THE TASK. Wherever the string "index" appears in a line, extract that line.

Dataset records
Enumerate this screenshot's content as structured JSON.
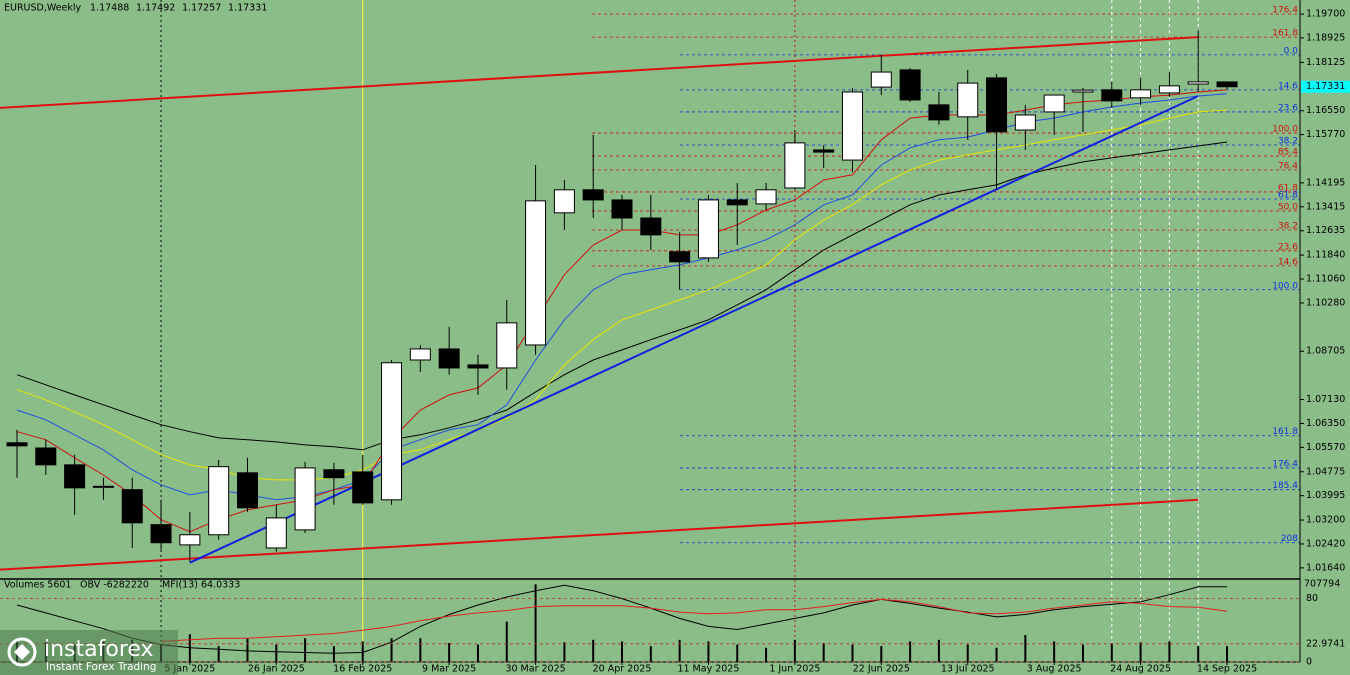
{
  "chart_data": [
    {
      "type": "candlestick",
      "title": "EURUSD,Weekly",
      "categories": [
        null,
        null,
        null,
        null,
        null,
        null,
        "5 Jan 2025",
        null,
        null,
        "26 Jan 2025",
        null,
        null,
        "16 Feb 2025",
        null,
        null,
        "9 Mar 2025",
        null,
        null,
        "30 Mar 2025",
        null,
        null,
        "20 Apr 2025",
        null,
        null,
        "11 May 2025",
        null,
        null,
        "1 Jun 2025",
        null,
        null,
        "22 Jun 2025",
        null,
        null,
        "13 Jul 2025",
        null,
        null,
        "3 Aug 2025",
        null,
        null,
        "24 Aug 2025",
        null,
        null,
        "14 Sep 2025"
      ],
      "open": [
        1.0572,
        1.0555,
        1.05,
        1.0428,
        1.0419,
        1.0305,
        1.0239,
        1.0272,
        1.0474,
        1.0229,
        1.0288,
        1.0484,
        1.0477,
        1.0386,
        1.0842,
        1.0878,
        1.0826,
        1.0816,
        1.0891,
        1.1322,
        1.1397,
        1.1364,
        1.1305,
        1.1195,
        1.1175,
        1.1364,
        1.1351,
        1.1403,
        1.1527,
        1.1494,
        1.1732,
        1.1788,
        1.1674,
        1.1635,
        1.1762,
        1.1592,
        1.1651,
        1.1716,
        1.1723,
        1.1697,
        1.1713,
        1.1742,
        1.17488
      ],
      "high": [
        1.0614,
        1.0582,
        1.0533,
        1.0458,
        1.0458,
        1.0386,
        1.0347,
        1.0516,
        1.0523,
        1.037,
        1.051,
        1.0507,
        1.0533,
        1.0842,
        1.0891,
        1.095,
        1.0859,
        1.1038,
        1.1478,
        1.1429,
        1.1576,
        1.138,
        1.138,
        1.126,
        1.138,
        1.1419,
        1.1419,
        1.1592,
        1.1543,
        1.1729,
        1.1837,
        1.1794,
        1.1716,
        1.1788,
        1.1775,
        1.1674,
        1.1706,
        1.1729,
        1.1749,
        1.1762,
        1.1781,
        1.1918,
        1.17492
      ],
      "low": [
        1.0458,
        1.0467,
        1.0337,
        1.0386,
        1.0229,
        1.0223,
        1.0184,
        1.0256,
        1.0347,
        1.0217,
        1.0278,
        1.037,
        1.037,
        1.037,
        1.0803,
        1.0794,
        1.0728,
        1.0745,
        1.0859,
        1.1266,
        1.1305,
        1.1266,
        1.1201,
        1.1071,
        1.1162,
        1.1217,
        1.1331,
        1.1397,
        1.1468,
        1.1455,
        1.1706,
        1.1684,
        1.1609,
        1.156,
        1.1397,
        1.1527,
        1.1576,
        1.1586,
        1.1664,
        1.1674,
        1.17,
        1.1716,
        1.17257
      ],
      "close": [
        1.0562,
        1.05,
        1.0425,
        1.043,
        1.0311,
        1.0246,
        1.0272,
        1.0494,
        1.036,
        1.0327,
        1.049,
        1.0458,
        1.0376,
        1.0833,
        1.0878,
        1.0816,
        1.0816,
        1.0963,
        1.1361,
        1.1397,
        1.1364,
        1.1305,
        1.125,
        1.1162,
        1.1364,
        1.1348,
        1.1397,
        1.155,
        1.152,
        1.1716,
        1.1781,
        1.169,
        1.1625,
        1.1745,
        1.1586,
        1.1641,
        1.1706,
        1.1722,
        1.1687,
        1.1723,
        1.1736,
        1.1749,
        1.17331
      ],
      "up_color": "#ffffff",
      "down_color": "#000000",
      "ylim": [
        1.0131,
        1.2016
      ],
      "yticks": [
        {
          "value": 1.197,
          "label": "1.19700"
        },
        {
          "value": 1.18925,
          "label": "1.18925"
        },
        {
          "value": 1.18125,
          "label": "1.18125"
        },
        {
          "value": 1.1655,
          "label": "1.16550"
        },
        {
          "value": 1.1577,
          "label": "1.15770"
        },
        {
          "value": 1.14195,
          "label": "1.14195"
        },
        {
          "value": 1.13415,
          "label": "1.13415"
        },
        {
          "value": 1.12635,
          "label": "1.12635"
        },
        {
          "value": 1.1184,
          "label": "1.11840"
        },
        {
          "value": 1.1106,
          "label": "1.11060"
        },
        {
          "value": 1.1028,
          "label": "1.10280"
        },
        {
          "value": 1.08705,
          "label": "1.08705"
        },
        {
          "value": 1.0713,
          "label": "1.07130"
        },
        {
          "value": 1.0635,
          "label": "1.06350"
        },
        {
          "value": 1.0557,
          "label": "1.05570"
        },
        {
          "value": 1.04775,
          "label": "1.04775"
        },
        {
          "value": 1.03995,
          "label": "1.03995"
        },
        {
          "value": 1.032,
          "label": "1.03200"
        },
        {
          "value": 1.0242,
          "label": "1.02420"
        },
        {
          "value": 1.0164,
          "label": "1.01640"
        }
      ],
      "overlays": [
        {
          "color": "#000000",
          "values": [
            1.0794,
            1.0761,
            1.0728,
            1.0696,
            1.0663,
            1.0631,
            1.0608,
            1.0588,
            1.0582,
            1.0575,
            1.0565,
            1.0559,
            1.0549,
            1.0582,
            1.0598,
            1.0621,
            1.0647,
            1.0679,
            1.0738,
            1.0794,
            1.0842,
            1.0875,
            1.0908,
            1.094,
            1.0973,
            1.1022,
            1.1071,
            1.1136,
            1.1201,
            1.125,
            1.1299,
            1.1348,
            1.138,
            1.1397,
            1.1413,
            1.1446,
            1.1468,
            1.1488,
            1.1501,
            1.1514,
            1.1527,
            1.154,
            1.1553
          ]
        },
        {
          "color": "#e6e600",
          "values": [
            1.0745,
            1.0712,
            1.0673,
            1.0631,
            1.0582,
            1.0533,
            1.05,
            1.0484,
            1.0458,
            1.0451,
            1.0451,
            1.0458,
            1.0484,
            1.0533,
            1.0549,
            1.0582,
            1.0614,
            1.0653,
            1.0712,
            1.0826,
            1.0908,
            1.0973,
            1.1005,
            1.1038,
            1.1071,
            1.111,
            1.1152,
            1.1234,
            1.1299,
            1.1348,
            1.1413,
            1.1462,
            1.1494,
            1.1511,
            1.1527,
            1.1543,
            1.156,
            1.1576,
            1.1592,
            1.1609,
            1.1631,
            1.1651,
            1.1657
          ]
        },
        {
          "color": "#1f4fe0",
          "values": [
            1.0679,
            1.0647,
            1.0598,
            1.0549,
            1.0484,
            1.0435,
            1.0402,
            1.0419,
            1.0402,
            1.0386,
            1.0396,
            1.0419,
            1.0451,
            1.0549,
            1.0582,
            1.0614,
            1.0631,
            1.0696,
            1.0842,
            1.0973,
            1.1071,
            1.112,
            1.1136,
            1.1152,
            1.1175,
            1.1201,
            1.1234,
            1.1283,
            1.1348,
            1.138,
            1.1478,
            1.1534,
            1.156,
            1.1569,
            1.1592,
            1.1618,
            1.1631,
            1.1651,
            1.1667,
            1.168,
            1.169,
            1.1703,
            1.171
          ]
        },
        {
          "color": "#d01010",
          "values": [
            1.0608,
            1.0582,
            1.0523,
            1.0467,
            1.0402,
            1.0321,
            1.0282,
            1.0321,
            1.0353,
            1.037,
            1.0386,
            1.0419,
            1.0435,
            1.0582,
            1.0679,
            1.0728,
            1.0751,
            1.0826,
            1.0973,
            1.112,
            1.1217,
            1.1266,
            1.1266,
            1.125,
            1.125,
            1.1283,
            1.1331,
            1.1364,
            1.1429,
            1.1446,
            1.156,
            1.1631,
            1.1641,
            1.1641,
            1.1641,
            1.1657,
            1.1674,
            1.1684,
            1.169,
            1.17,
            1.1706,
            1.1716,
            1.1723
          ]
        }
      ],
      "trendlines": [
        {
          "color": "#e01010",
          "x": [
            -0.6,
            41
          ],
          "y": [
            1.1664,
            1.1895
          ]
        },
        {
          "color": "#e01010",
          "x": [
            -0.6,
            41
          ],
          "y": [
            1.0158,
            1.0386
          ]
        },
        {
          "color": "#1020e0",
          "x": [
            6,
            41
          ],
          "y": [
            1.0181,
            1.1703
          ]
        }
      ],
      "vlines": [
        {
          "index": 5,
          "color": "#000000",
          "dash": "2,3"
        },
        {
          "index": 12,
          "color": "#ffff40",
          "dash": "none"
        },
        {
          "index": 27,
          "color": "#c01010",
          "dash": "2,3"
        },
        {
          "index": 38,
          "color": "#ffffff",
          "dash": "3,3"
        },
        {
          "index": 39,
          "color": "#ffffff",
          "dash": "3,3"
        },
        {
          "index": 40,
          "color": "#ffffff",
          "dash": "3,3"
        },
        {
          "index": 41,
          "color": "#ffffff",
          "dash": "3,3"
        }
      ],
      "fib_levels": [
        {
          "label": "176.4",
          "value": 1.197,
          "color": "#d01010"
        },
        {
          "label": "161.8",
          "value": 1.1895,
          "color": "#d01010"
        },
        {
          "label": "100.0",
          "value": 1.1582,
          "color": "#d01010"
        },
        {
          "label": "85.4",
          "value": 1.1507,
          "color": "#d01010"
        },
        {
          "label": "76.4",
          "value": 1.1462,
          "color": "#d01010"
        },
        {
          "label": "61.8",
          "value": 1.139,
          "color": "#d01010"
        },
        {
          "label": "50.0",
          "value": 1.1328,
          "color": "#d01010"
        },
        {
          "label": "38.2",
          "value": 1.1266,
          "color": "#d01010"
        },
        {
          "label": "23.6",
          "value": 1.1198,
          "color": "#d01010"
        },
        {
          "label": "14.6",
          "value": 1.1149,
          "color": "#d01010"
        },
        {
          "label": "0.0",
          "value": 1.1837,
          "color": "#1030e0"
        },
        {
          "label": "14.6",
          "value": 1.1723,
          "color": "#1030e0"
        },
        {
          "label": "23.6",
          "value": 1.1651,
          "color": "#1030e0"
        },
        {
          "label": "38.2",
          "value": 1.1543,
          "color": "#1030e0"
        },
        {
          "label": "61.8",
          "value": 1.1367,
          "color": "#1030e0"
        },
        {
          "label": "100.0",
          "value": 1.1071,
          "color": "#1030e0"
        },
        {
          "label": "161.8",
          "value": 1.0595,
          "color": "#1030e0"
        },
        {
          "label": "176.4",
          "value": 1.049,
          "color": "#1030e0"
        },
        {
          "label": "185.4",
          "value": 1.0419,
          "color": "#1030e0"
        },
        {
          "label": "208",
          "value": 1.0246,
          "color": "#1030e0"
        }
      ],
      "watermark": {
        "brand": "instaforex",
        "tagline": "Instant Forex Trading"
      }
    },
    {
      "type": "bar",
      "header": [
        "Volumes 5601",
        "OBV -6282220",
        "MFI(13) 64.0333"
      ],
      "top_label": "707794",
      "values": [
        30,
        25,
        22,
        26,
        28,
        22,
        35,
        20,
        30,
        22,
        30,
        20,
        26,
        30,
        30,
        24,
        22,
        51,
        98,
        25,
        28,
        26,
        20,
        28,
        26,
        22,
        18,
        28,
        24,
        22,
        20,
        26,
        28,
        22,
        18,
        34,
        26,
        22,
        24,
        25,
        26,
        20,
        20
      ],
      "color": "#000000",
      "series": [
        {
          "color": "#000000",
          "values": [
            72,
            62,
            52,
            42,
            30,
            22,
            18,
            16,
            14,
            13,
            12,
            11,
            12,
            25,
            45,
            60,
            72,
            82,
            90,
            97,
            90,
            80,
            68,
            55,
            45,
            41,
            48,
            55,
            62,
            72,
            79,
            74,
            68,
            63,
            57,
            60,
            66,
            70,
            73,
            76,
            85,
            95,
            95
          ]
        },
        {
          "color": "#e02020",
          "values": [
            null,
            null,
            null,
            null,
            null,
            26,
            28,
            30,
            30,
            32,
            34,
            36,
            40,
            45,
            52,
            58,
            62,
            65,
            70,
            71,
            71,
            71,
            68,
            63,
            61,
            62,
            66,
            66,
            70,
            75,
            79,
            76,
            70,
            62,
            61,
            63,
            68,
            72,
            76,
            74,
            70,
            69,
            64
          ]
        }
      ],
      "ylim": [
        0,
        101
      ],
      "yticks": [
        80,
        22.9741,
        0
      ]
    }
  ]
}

RESULT.
          "index": 5,
          "index": 12,
          "index": 27,
          "index": 38,
          "index": 39,
          "index": 40,
          "index": 41,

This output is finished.